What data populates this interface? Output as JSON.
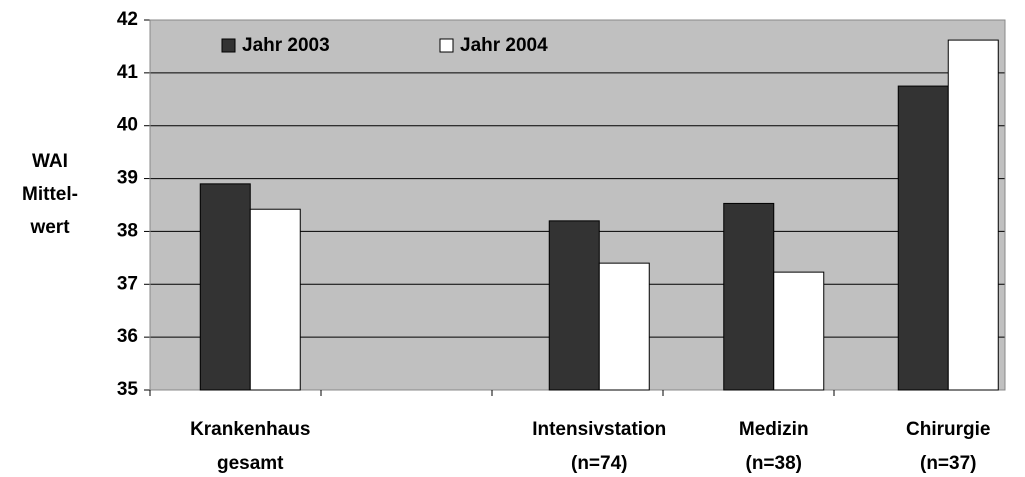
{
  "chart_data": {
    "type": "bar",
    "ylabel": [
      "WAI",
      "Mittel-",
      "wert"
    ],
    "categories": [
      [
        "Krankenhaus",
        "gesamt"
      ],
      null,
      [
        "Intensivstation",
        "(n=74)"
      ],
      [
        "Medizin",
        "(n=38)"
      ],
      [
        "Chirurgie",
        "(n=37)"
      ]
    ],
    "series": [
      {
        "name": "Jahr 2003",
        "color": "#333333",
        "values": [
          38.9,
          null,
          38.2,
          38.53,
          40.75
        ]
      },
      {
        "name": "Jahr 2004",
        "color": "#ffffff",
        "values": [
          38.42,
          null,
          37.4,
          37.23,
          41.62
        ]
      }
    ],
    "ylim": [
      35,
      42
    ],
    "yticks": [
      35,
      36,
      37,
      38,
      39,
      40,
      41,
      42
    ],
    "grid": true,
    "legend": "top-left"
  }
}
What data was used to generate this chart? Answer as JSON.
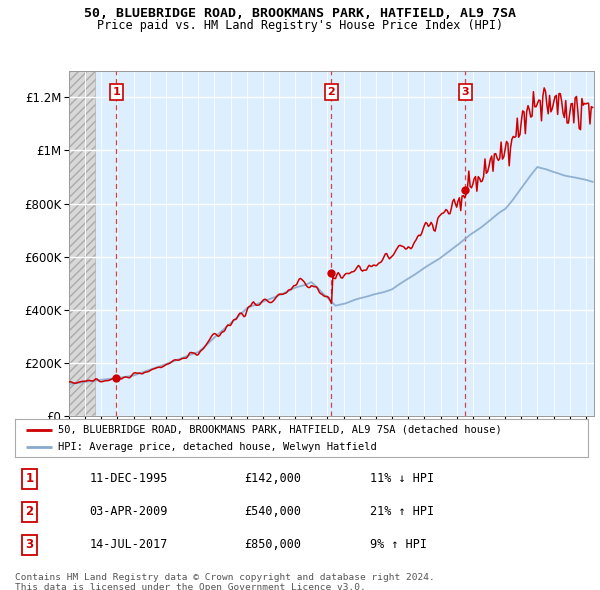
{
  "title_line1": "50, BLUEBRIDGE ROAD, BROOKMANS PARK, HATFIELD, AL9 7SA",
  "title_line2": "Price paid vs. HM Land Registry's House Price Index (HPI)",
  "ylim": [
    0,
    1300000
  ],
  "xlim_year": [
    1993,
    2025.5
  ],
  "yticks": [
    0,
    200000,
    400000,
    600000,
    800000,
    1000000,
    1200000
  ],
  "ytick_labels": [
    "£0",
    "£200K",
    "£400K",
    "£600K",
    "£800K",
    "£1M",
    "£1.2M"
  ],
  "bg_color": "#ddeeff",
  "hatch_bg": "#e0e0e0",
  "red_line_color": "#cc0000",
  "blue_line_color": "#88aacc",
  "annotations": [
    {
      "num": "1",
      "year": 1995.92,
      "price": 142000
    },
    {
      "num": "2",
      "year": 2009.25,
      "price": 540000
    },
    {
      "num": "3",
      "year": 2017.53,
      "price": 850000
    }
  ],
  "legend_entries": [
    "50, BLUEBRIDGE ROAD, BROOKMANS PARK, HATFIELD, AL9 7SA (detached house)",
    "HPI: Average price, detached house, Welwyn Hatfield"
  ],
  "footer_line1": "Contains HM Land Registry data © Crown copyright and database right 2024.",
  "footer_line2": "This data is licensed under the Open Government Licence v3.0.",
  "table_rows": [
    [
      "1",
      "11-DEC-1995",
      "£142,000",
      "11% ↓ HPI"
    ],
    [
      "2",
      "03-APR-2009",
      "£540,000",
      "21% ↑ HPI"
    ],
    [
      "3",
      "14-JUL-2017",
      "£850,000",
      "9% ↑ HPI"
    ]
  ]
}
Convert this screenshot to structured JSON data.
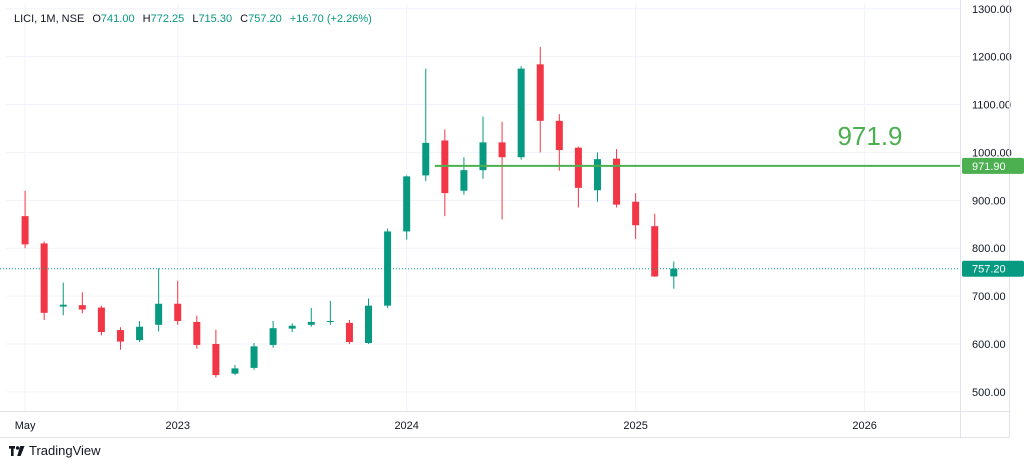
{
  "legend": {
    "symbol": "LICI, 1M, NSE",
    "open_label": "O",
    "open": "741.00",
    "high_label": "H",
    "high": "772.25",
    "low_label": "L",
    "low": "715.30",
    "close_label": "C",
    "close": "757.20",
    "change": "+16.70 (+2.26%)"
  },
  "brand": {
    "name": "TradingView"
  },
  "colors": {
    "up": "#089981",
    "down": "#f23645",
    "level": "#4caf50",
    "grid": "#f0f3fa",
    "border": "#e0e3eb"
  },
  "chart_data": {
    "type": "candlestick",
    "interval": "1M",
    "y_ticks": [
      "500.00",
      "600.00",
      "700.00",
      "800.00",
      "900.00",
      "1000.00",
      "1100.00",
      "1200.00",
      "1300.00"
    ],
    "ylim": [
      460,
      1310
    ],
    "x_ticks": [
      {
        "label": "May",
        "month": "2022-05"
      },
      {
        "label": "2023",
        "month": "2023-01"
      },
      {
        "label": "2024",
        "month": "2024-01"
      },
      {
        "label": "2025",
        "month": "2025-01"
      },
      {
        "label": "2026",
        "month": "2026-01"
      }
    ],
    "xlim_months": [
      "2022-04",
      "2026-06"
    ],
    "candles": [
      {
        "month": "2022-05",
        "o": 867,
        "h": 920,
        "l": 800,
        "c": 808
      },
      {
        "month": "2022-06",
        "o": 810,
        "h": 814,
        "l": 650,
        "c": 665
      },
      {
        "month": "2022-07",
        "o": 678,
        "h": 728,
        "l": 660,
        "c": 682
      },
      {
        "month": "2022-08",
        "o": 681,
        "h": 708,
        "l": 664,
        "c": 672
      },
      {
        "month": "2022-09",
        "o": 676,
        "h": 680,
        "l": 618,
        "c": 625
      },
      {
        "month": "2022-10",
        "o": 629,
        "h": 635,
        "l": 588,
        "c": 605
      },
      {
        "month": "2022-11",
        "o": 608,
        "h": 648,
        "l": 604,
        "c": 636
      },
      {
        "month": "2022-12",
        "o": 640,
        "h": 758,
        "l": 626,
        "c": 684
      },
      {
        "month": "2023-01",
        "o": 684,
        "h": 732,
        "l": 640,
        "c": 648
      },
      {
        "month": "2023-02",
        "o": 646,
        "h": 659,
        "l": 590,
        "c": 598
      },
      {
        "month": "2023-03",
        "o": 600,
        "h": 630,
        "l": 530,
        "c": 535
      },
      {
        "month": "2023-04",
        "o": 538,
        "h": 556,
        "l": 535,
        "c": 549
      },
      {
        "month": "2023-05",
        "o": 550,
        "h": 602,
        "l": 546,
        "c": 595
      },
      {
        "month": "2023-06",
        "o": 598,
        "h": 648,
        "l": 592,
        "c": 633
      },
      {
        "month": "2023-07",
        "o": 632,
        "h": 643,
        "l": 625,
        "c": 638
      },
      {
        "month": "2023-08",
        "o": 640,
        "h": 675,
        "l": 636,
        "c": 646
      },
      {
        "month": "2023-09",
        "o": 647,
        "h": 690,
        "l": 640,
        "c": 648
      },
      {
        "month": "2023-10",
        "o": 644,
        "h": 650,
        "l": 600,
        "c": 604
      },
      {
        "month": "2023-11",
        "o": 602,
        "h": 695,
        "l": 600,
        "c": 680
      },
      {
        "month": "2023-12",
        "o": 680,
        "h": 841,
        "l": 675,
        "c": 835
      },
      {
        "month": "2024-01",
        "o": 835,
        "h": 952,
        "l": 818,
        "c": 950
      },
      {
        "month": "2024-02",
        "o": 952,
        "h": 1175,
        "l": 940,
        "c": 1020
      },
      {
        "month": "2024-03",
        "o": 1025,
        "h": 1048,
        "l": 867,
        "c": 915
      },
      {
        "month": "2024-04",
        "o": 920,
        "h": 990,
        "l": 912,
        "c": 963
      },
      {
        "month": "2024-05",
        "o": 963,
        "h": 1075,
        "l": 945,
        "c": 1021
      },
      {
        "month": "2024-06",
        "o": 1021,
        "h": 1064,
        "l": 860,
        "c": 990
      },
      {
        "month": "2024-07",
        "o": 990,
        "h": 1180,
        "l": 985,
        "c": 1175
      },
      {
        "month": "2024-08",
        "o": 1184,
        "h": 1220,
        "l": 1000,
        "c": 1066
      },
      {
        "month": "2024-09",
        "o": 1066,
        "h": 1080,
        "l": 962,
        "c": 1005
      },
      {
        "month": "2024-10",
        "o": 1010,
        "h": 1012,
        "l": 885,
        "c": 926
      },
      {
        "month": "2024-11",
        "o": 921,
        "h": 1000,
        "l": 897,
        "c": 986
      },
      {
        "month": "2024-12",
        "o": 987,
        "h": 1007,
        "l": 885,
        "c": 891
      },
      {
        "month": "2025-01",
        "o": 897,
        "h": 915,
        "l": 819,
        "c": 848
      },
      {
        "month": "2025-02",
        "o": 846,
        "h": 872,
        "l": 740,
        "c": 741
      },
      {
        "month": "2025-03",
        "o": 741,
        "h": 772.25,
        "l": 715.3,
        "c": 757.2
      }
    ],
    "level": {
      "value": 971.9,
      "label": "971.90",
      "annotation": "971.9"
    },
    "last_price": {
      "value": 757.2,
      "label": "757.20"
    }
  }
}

### GOAL
Write out each line of the data that holds the string "BLUEBRIDGE".

### TASK SOLUTION
  "title_line1": "50, BLUEBRIDGE ROAD, BROOKMANS PARK, HATFIELD, AL9 7SA",
    "50, BLUEBRIDGE ROAD, BROOKMANS PARK, HATFIELD, AL9 7SA (detached house)",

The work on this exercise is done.